§ **What is needed**
Copy the data below word for word, from its first line through the line containing "mean-cell: 1.992: [450, 138, 618, 201]", including both of those lines.

--

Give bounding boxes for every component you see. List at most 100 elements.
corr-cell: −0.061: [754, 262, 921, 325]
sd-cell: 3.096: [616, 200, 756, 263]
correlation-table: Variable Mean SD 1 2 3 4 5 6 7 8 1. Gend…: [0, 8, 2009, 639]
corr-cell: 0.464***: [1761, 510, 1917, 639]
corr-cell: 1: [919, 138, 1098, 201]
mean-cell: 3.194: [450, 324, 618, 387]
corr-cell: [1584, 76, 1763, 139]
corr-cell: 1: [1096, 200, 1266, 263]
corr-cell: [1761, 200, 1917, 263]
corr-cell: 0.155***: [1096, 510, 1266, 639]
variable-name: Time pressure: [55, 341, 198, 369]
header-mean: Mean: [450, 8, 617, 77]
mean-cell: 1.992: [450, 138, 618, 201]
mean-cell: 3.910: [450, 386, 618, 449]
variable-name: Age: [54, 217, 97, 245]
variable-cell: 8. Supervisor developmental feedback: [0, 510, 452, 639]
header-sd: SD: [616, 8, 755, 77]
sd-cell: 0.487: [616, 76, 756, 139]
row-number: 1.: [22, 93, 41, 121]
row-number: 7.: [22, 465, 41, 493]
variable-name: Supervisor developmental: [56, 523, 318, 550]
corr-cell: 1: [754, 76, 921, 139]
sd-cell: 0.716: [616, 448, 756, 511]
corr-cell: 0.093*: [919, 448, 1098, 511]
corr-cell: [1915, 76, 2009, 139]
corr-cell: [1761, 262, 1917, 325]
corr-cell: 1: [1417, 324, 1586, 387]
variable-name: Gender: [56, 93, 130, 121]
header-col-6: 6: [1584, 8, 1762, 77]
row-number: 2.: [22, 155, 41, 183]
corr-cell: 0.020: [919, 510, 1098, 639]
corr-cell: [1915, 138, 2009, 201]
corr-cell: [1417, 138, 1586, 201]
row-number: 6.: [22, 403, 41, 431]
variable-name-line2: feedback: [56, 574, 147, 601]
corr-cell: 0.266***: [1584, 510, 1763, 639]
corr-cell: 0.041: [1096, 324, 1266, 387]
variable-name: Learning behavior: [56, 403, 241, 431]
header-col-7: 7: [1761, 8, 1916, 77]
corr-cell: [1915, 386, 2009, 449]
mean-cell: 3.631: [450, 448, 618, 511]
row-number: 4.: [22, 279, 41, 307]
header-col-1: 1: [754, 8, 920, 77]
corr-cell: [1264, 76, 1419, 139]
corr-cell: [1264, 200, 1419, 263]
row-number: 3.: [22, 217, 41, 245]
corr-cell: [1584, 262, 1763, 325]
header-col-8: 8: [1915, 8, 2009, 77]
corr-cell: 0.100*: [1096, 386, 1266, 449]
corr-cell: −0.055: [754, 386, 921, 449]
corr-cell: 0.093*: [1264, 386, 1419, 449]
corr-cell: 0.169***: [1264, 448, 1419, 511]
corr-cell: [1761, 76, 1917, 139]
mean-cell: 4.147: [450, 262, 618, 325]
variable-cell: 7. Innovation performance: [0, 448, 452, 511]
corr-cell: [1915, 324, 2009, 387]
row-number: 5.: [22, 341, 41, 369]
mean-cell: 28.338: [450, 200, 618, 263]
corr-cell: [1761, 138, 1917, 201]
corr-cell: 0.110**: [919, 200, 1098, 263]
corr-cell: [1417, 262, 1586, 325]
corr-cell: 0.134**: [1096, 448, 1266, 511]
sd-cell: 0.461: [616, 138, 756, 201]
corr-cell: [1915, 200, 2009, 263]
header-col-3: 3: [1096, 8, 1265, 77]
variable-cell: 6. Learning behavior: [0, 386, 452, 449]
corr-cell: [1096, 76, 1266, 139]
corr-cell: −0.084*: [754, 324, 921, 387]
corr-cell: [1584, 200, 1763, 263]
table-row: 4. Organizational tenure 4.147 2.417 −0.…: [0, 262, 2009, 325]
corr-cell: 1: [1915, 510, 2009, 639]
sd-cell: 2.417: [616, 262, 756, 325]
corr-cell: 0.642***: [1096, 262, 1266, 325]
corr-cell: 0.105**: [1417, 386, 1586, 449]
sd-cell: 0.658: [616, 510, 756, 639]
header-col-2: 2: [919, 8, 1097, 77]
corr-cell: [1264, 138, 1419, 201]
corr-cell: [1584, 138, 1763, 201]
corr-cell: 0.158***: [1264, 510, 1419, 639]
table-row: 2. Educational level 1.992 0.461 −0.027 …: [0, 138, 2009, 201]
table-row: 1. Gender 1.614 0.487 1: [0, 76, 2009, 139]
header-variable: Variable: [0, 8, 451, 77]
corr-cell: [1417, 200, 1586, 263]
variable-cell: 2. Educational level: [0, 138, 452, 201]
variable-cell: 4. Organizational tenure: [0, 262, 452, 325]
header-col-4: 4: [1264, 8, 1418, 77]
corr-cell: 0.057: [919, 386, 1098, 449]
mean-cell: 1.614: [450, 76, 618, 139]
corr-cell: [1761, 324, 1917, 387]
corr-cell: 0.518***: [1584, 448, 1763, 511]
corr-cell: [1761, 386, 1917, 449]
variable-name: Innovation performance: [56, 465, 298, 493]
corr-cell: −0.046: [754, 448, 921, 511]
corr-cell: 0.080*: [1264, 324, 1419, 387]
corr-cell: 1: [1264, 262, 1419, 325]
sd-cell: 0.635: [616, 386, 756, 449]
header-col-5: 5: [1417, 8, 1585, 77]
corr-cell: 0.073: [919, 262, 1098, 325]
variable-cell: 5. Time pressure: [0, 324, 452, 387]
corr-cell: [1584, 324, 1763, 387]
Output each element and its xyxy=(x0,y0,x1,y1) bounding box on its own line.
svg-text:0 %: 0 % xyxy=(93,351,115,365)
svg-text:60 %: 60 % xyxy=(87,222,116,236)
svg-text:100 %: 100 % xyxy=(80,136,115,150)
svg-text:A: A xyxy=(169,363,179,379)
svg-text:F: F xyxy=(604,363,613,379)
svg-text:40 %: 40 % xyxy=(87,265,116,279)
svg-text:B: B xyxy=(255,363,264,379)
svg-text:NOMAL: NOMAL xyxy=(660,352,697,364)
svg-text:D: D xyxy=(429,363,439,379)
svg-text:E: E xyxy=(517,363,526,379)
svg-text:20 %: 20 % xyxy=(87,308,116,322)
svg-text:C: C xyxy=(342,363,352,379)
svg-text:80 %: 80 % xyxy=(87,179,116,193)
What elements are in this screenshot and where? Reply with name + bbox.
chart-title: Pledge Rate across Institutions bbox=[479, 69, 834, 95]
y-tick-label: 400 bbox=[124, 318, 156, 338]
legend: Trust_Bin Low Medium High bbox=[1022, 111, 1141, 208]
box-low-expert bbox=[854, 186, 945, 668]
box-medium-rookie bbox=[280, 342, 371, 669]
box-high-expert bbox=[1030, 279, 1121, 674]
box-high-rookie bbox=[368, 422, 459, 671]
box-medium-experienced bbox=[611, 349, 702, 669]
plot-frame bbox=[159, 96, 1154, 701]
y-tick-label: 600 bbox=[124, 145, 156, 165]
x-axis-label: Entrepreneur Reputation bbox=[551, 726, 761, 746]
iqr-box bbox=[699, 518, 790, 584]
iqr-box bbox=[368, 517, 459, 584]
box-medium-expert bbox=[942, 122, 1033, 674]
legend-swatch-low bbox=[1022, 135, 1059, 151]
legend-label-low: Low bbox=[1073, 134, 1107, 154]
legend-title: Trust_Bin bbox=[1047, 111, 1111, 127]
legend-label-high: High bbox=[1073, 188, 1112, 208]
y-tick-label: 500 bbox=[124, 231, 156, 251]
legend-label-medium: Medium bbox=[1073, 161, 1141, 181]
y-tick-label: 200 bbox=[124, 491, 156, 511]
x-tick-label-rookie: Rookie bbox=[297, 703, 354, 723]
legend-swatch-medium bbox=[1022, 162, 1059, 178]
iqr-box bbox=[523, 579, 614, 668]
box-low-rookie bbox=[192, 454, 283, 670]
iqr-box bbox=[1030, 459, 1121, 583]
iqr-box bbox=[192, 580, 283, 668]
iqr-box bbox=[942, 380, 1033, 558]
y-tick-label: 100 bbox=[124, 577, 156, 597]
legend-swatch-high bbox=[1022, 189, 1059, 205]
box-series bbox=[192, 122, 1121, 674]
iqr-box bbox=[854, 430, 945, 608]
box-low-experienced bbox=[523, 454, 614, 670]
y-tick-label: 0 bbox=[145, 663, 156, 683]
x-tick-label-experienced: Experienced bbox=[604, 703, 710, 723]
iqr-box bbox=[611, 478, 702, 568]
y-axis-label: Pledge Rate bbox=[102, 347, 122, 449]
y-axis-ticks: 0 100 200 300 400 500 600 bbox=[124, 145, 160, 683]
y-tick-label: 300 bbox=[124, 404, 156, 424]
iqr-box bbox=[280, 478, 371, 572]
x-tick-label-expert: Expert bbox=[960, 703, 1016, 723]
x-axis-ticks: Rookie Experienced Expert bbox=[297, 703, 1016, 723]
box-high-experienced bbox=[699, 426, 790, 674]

--

§ **Worked solution**
Give bounding boxes for every component you see. List at most 100 elements.
corr-cell: −0.061: [754, 262, 921, 325]
sd-cell: 3.096: [616, 200, 756, 263]
correlation-table: Variable Mean SD 1 2 3 4 5 6 7 8 1. Gend…: [0, 8, 2009, 639]
corr-cell: 0.464***: [1761, 510, 1917, 639]
corr-cell: 1: [919, 138, 1098, 201]
mean-cell: 3.194: [450, 324, 618, 387]
corr-cell: [1584, 76, 1763, 139]
corr-cell: 1: [1096, 200, 1266, 263]
corr-cell: [1761, 200, 1917, 263]
corr-cell: 0.155***: [1096, 510, 1266, 639]
variable-name: Time pressure: [55, 341, 198, 369]
header-mean: Mean: [450, 8, 617, 77]
mean-cell: 1.992: [450, 138, 618, 201]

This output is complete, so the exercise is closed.